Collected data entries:
▼
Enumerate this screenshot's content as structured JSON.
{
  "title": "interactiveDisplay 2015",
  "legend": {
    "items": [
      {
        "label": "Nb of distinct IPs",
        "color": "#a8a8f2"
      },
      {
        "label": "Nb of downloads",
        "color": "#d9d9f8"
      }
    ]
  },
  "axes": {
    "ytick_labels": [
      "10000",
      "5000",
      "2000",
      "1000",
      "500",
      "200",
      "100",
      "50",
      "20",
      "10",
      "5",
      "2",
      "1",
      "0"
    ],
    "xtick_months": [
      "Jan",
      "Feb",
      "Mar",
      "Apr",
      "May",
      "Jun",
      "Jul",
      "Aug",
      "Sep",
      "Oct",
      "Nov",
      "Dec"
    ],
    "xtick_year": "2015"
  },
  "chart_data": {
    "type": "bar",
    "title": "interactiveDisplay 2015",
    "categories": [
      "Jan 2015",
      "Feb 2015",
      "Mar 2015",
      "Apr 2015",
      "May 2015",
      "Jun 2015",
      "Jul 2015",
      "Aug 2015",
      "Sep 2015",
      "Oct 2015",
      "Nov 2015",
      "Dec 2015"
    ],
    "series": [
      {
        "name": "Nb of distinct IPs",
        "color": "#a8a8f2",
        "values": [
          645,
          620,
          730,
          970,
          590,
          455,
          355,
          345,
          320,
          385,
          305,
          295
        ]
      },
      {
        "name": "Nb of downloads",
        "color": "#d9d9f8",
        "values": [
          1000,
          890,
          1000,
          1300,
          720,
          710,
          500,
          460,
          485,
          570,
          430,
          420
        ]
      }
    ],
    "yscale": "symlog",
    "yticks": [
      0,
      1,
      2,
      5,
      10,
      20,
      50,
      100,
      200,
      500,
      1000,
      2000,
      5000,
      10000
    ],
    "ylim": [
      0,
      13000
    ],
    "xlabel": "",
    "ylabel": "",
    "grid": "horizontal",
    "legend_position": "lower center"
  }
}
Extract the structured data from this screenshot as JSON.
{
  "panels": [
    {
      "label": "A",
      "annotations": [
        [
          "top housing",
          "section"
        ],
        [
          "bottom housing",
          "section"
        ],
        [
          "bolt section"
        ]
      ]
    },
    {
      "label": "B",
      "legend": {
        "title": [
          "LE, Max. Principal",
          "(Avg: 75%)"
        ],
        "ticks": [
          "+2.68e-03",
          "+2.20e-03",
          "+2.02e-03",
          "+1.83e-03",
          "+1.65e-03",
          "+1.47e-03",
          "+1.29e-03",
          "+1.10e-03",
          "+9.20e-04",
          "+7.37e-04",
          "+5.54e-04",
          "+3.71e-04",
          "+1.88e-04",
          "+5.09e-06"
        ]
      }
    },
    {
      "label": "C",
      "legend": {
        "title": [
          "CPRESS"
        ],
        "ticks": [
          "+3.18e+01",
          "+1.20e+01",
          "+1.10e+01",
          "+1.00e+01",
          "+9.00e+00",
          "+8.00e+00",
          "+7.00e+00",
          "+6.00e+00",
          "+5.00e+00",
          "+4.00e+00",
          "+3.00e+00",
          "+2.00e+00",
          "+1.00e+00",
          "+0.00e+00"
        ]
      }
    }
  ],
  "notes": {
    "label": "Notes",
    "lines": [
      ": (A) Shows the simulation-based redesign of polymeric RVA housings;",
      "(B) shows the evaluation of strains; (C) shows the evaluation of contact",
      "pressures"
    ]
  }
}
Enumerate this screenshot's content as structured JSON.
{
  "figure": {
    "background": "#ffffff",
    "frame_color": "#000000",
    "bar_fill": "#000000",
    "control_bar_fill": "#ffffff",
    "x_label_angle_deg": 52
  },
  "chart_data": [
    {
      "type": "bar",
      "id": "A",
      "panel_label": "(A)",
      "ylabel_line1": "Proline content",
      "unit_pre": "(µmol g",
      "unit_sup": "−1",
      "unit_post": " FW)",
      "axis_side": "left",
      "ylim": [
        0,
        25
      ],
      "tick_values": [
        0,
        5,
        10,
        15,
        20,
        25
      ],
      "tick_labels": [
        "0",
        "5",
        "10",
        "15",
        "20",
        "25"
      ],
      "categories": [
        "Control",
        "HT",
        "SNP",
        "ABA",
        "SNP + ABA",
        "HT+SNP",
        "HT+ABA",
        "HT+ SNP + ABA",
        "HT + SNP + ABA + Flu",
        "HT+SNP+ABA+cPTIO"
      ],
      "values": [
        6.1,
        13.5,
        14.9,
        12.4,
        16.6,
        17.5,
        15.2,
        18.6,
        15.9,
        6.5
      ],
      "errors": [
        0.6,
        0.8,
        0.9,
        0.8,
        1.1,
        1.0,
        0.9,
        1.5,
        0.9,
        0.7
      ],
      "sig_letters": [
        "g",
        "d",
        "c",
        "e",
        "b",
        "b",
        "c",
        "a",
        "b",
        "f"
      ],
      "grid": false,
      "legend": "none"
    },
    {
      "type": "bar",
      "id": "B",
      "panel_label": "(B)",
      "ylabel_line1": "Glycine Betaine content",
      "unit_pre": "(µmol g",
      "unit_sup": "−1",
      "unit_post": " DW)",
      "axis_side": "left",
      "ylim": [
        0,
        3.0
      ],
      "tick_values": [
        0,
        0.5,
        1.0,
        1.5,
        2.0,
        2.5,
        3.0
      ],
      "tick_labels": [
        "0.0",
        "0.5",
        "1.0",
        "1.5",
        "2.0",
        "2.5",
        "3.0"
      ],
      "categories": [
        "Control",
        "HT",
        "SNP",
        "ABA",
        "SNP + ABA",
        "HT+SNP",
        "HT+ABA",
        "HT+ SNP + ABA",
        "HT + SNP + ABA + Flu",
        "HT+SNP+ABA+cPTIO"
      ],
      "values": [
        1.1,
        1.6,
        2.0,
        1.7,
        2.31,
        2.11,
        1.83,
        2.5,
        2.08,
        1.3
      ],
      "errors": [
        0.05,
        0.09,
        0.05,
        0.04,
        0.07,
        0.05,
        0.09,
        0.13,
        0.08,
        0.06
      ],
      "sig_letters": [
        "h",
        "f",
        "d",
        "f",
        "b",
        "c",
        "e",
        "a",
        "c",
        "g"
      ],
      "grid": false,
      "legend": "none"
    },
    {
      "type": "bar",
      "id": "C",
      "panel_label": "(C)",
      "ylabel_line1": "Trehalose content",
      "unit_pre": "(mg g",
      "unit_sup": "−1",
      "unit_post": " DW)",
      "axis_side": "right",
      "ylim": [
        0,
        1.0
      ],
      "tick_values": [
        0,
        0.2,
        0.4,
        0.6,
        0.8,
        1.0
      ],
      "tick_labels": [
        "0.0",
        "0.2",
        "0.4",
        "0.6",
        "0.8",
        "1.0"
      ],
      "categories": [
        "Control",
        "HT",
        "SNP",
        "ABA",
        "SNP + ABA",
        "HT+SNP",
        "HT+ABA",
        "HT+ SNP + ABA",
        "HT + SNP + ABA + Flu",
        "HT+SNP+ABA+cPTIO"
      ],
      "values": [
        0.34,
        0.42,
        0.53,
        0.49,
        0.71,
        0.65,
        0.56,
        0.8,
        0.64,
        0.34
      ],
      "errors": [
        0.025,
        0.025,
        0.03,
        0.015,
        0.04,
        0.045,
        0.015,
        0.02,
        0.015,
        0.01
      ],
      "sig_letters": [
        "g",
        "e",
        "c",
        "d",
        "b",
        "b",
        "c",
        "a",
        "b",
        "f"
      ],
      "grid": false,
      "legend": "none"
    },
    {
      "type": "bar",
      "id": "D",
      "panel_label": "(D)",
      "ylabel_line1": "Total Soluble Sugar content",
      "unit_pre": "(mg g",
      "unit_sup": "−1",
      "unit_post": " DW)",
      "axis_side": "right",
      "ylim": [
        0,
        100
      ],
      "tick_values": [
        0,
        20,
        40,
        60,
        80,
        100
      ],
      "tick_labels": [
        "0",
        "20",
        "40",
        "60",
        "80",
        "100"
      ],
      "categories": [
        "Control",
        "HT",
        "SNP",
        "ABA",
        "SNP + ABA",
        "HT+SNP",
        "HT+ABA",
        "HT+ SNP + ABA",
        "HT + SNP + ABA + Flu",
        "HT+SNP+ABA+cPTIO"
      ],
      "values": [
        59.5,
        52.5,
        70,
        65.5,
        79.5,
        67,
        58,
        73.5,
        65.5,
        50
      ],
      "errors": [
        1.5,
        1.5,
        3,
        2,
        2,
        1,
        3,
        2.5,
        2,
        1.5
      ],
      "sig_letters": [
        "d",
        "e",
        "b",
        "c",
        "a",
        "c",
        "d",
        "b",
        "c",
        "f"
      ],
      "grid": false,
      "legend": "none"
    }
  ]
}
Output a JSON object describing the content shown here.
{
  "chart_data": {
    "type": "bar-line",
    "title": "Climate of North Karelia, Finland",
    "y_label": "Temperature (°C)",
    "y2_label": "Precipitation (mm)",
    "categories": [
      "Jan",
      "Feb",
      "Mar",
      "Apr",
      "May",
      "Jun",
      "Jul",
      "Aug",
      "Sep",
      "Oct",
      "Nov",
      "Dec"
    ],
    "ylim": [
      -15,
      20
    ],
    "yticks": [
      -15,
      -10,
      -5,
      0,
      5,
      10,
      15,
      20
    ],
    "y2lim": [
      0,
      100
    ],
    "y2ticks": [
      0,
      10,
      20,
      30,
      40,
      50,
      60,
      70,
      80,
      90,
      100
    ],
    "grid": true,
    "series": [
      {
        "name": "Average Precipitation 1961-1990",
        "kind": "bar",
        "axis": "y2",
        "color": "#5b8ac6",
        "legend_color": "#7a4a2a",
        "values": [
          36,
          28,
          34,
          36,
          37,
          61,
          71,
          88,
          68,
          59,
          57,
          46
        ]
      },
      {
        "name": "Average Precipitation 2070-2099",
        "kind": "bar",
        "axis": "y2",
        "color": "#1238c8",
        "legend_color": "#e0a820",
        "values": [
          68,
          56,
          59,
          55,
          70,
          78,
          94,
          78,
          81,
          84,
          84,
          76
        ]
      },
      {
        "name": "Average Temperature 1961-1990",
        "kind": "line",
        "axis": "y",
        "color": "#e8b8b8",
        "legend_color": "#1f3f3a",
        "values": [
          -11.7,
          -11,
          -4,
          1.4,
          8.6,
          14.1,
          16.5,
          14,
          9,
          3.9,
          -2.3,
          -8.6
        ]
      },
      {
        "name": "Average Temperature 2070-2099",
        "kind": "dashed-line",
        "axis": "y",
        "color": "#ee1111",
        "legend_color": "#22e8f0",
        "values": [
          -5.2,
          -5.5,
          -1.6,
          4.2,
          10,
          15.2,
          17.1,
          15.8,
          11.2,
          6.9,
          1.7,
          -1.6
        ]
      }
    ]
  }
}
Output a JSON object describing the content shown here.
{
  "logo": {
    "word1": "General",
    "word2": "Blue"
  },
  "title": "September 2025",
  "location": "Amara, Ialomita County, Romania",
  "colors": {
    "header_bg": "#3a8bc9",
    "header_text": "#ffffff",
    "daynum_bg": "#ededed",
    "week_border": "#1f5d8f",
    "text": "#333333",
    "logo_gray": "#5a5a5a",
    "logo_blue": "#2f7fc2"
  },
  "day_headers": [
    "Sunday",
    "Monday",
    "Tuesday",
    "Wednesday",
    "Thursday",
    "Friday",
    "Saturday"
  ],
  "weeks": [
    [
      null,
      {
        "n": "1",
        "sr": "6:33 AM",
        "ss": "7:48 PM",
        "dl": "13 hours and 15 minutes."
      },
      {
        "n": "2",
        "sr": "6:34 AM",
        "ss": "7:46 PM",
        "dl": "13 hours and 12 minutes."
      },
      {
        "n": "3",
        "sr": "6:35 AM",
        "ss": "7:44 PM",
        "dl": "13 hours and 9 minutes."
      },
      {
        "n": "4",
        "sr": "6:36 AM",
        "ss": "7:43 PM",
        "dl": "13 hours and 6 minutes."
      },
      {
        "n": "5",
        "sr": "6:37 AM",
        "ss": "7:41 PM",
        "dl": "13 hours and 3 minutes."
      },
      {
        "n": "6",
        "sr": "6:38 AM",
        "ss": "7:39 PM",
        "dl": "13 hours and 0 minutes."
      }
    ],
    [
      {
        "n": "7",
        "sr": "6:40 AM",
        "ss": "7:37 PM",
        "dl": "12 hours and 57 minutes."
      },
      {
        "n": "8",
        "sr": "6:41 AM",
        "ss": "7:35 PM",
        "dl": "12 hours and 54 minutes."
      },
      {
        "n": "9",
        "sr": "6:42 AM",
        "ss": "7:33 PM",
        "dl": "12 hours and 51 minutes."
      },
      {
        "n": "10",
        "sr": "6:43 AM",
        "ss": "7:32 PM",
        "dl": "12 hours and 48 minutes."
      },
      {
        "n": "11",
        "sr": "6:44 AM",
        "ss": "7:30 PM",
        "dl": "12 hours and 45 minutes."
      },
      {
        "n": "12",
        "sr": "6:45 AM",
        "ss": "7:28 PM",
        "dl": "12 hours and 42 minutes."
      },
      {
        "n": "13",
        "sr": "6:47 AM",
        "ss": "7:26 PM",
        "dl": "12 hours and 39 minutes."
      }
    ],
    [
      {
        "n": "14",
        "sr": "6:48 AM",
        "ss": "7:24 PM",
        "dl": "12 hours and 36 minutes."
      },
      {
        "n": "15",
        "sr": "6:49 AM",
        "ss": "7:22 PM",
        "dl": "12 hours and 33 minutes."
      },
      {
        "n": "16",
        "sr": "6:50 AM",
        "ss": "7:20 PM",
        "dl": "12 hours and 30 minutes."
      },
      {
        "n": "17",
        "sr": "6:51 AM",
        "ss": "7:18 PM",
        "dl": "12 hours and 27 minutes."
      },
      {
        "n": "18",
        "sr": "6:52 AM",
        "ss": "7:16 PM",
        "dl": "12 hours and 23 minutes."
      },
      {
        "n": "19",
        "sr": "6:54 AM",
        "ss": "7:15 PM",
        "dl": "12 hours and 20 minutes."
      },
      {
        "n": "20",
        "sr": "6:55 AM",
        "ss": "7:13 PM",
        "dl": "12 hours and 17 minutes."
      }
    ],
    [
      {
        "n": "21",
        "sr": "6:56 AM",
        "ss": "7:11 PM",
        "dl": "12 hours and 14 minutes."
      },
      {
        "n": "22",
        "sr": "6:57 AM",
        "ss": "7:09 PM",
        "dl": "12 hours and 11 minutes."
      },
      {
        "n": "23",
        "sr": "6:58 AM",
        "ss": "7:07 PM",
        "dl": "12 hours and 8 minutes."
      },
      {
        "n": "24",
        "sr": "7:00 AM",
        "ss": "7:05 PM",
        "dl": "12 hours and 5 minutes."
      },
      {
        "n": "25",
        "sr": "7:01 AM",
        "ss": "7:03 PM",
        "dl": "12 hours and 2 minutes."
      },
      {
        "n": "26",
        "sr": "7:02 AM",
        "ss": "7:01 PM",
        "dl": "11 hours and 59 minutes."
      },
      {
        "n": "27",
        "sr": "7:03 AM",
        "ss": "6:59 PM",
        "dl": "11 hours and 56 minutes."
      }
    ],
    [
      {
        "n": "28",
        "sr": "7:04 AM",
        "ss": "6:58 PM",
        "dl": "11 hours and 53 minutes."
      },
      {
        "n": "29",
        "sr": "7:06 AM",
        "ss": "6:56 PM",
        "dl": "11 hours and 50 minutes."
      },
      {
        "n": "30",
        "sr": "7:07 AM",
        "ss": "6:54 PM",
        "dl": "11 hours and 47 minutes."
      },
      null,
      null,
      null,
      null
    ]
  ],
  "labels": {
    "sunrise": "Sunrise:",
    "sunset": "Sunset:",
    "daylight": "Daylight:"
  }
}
▲
EXERCISE BRIEF:
Count each line where the string "ffffff" occurs, and write only the number.

TASK RESULT:
3